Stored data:
______________________________
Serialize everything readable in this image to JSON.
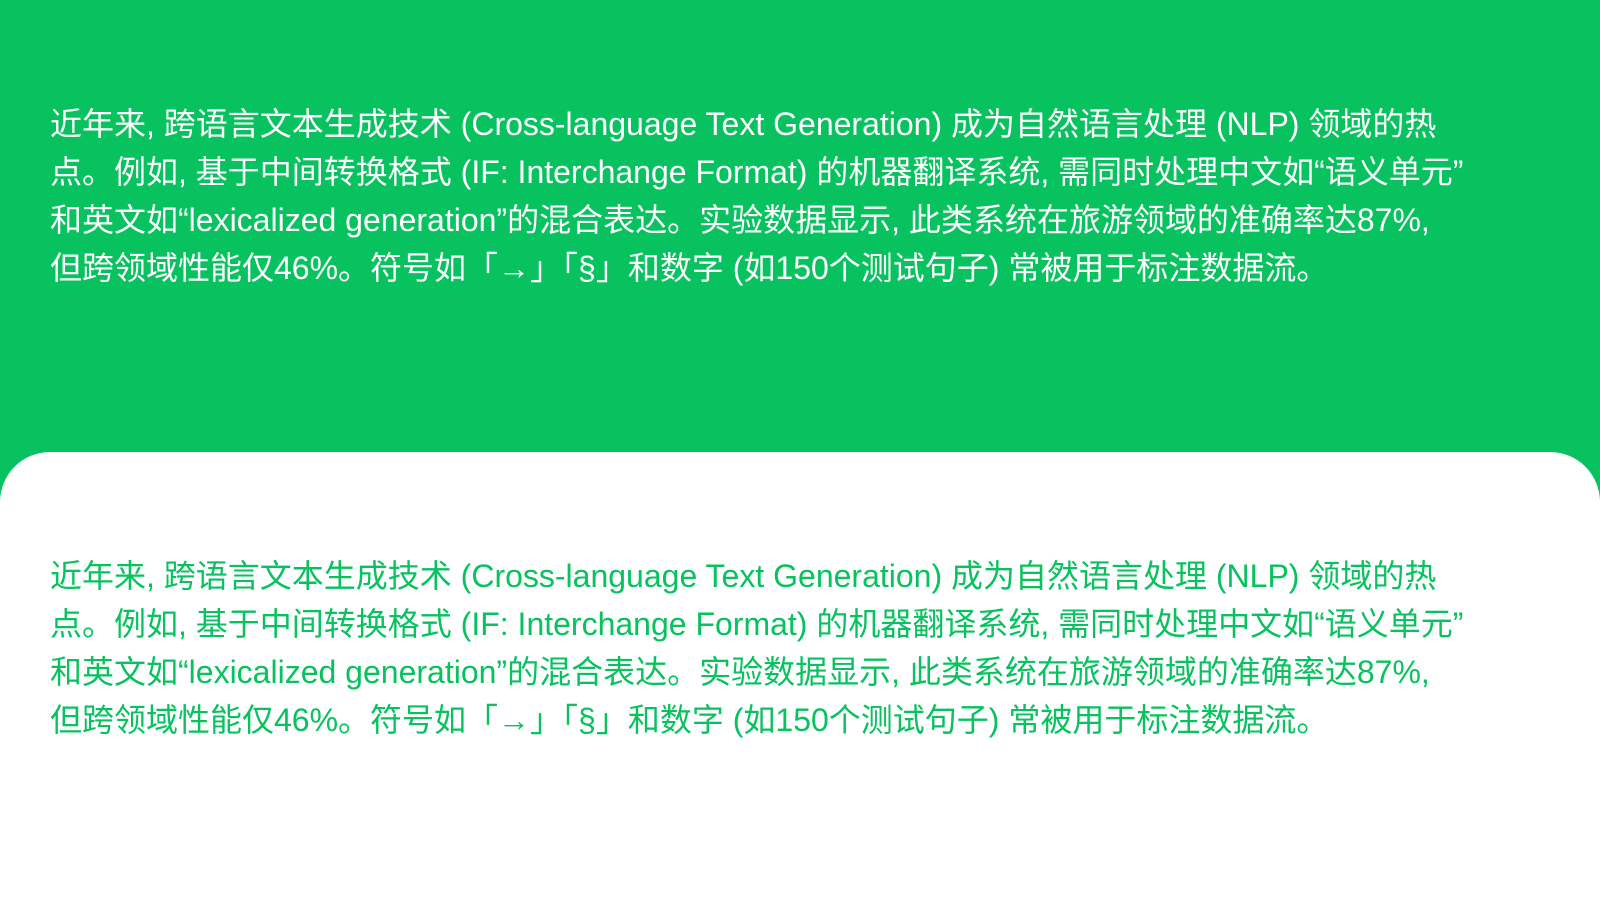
{
  "colors": {
    "accent_green": "#08c25f",
    "background_white": "#ffffff"
  },
  "paragraph": {
    "lines": [
      "近年来, 跨语言文本生成技术 (Cross-language Text Generation) 成为自然语言处理 (NLP) 领域的热",
      "点。例如, 基于中间转换格式 (IF: Interchange Format) 的机器翻译系统, 需同时处理中文如“语义单元”",
      "和英文如“lexicalized generation”的混合表达。实验数据显示, 此类系统在旅游领域的准确率达87%,",
      "但跨领域性能仅46%。符号如「→」「§」和数字 (如150个测试句子) 常被用于标注数据流。"
    ]
  }
}
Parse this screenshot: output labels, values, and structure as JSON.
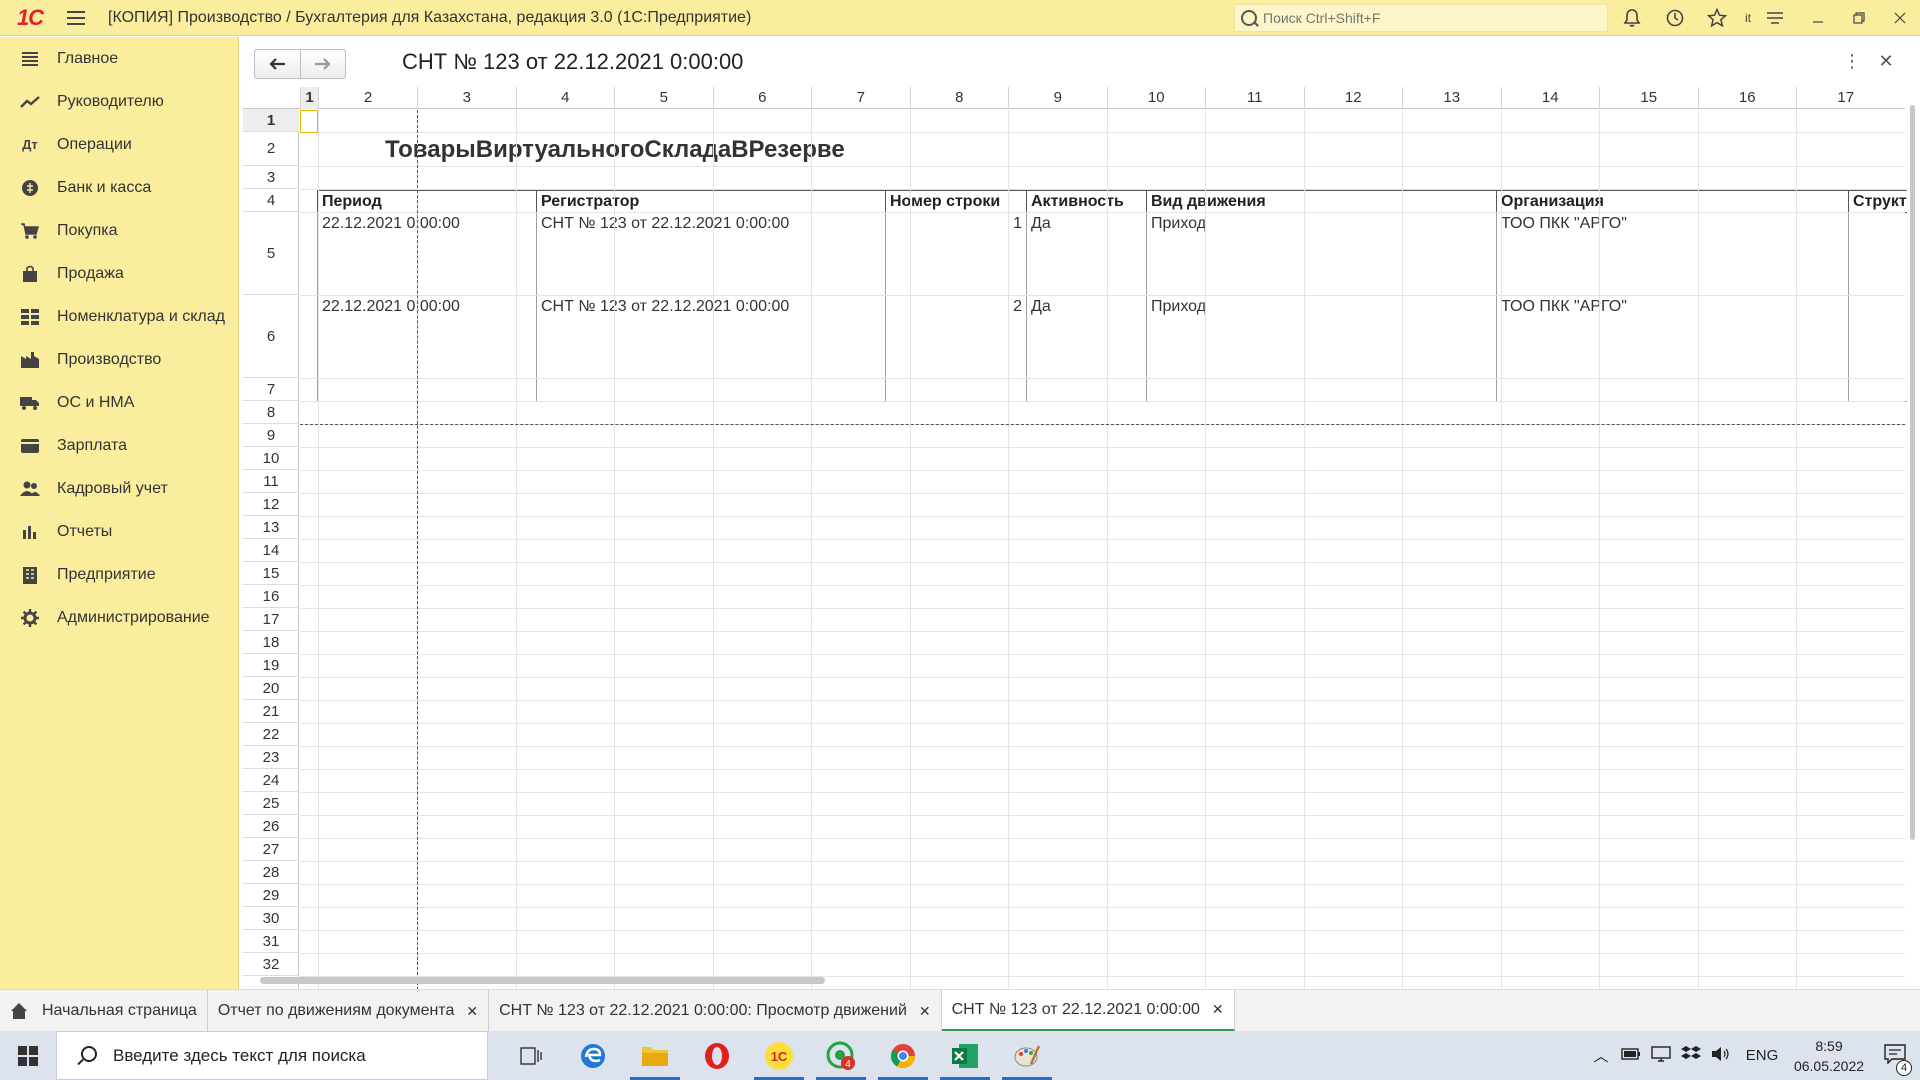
{
  "app": {
    "title": "[КОПИЯ] Производство / Бухгалтерия для Казахстана, редакция 3.0  (1С:Предприятие)",
    "logo": "1С",
    "search_placeholder": "Поиск Ctrl+Shift+F"
  },
  "sidebar": {
    "items": [
      {
        "label": "Главное",
        "icon": "menu-icon"
      },
      {
        "label": "Руководителю",
        "icon": "trend-icon"
      },
      {
        "label": "Операции",
        "icon": "operations-icon"
      },
      {
        "label": "Банк и касса",
        "icon": "bank-icon"
      },
      {
        "label": "Покупка",
        "icon": "cart-icon"
      },
      {
        "label": "Продажа",
        "icon": "bag-icon"
      },
      {
        "label": "Номенклатура и склад",
        "icon": "warehouse-icon"
      },
      {
        "label": "Производство",
        "icon": "factory-icon"
      },
      {
        "label": "ОС и НМА",
        "icon": "truck-icon"
      },
      {
        "label": "Зарплата",
        "icon": "wallet-icon"
      },
      {
        "label": "Кадровый учет",
        "icon": "people-icon"
      },
      {
        "label": "Отчеты",
        "icon": "bar-chart-icon"
      },
      {
        "label": "Предприятие",
        "icon": "building-icon"
      },
      {
        "label": "Администрирование",
        "icon": "gear-icon"
      }
    ]
  },
  "document": {
    "title": "СНТ № 123 от 22.12.2021 0:00:00"
  },
  "grid": {
    "columns": [
      "1",
      "2",
      "3",
      "4",
      "5",
      "6",
      "7",
      "8",
      "9",
      "10",
      "11",
      "12",
      "13",
      "14",
      "15",
      "16",
      "17"
    ],
    "rows": [
      "1",
      "2",
      "3",
      "4",
      "5",
      "6",
      "7",
      "8",
      "9",
      "10",
      "11",
      "12",
      "13",
      "14",
      "15",
      "16",
      "17",
      "18",
      "19",
      "20",
      "21",
      "22",
      "23",
      "24",
      "25",
      "26",
      "27",
      "28",
      "29",
      "30",
      "31",
      "32"
    ]
  },
  "report": {
    "title": "ТоварыВиртуальногоСкладаВРезерве",
    "headers": [
      "Период",
      "Регистратор",
      "Номер строки",
      "Активность",
      "Вид движения",
      "Организация",
      "Структ"
    ],
    "rows": [
      [
        "22.12.2021 0:00:00",
        "СНТ № 123 от 22.12.2021 0:00:00",
        "1",
        "Да",
        "Приход",
        "ТОО  ПКК \"АРГО\"",
        ""
      ],
      [
        "22.12.2021 0:00:00",
        "СНТ № 123 от 22.12.2021 0:00:00",
        "2",
        "Да",
        "Приход",
        "ТОО  ПКК \"АРГО\"",
        ""
      ]
    ]
  },
  "tabs": [
    {
      "label": "Начальная страница",
      "closable": false
    },
    {
      "label": "Отчет по движениям документа",
      "closable": true
    },
    {
      "label": "СНТ № 123 от 22.12.2021 0:00:00: Просмотр движений",
      "closable": true
    },
    {
      "label": "СНТ № 123 от 22.12.2021 0:00:00",
      "closable": true,
      "active": true
    }
  ],
  "taskbar": {
    "search_text": "Введите здесь текст для поиска",
    "lang": "ENG",
    "time": "8:59",
    "date": "06.05.2022",
    "notif_count": "4",
    "whatsapp_badge": "4"
  }
}
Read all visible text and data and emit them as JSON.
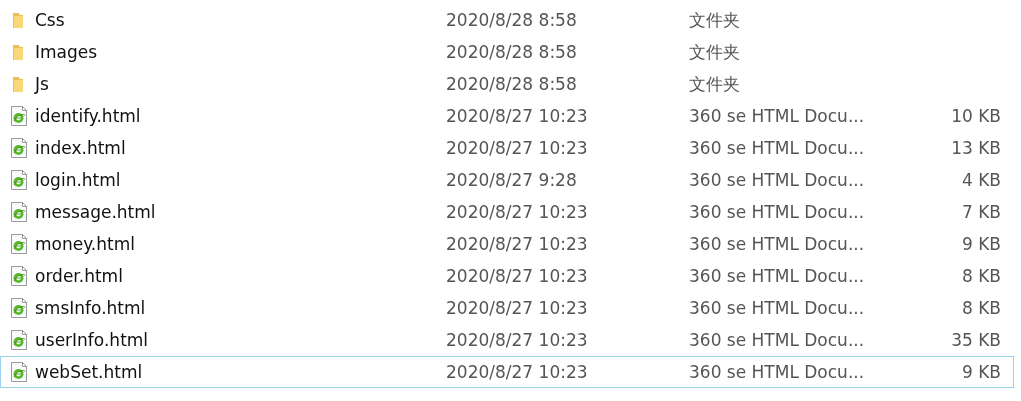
______________________________
Copy every line above that holds the word "Производство".

    "title": "[КОПИЯ] Производство / Бухгалтерия для Казахстана, редакция 3.0  (1С:Предприятие)",
        "label": "Производство",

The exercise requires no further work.